- JOB
Below is a listing. Gather each line of it that contains "office".

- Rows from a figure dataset
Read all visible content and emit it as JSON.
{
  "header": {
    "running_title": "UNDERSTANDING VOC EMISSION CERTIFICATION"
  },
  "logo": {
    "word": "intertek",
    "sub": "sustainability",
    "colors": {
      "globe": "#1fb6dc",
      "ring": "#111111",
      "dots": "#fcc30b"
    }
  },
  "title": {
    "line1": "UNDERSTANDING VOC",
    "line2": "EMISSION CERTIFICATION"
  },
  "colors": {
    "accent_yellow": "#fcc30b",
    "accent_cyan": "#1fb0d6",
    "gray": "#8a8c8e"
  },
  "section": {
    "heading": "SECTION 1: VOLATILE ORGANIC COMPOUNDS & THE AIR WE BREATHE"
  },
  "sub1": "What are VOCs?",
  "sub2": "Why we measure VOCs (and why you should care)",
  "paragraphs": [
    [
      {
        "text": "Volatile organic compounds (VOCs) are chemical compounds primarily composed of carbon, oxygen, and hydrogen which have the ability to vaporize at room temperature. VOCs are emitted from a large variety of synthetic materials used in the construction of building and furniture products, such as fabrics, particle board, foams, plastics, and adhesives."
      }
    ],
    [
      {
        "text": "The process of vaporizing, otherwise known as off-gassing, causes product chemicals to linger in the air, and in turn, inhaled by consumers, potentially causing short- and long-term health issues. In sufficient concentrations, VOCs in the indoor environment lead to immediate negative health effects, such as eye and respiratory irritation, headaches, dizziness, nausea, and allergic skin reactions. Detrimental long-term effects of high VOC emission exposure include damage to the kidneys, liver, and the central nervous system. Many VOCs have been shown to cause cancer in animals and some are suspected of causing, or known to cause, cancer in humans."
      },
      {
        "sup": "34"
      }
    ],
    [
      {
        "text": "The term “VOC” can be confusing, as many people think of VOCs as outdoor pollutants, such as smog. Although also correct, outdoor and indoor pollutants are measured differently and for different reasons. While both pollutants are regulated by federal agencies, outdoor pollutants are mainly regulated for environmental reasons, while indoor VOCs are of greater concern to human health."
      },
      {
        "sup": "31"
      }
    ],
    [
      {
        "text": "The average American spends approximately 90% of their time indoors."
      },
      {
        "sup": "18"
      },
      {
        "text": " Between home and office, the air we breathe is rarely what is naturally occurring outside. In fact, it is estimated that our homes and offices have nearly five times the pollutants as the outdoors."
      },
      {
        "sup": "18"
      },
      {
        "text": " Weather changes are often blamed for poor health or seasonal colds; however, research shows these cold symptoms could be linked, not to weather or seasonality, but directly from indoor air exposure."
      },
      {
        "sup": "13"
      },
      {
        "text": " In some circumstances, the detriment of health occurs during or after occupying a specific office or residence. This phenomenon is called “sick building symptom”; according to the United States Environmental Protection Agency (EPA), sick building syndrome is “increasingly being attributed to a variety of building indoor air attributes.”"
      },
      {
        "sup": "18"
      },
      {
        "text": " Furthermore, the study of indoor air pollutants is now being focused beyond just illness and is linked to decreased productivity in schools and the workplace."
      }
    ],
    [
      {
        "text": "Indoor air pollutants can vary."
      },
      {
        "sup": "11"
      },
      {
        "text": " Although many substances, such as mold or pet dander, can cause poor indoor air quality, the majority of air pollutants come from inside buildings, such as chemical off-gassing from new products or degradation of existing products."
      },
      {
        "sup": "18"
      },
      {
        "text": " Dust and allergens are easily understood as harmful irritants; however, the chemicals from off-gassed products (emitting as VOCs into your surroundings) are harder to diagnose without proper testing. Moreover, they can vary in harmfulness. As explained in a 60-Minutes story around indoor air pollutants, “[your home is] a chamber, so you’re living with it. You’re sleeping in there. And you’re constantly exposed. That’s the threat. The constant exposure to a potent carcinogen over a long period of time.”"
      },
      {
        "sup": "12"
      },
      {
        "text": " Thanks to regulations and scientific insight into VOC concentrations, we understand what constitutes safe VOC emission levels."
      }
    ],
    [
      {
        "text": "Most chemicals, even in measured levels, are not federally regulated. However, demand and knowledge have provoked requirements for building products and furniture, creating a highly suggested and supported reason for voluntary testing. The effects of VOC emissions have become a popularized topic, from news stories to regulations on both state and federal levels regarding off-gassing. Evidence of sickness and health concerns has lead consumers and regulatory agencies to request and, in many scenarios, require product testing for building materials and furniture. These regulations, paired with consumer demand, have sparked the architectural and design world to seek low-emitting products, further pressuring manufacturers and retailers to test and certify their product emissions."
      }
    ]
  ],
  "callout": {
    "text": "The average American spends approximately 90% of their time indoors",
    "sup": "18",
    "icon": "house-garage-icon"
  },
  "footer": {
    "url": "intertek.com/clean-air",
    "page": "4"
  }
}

- ANSWER TO THIS EXERCISE
        "text": " Between home and office, the air we breathe is rarely what is naturally occurring outside. In fact, it is estimated that our homes and offices have nearly five times the pollutants as the outdoors."
        "text": " In some circumstances, the detriment of health occurs during or after occupying a specific office or residence. This phenomenon is called “sick building symptom”; according to the United States Environmental Protection Agency (EPA), sick building syndrome is “increasingly being attributed to a variety of building indoor air attributes.”"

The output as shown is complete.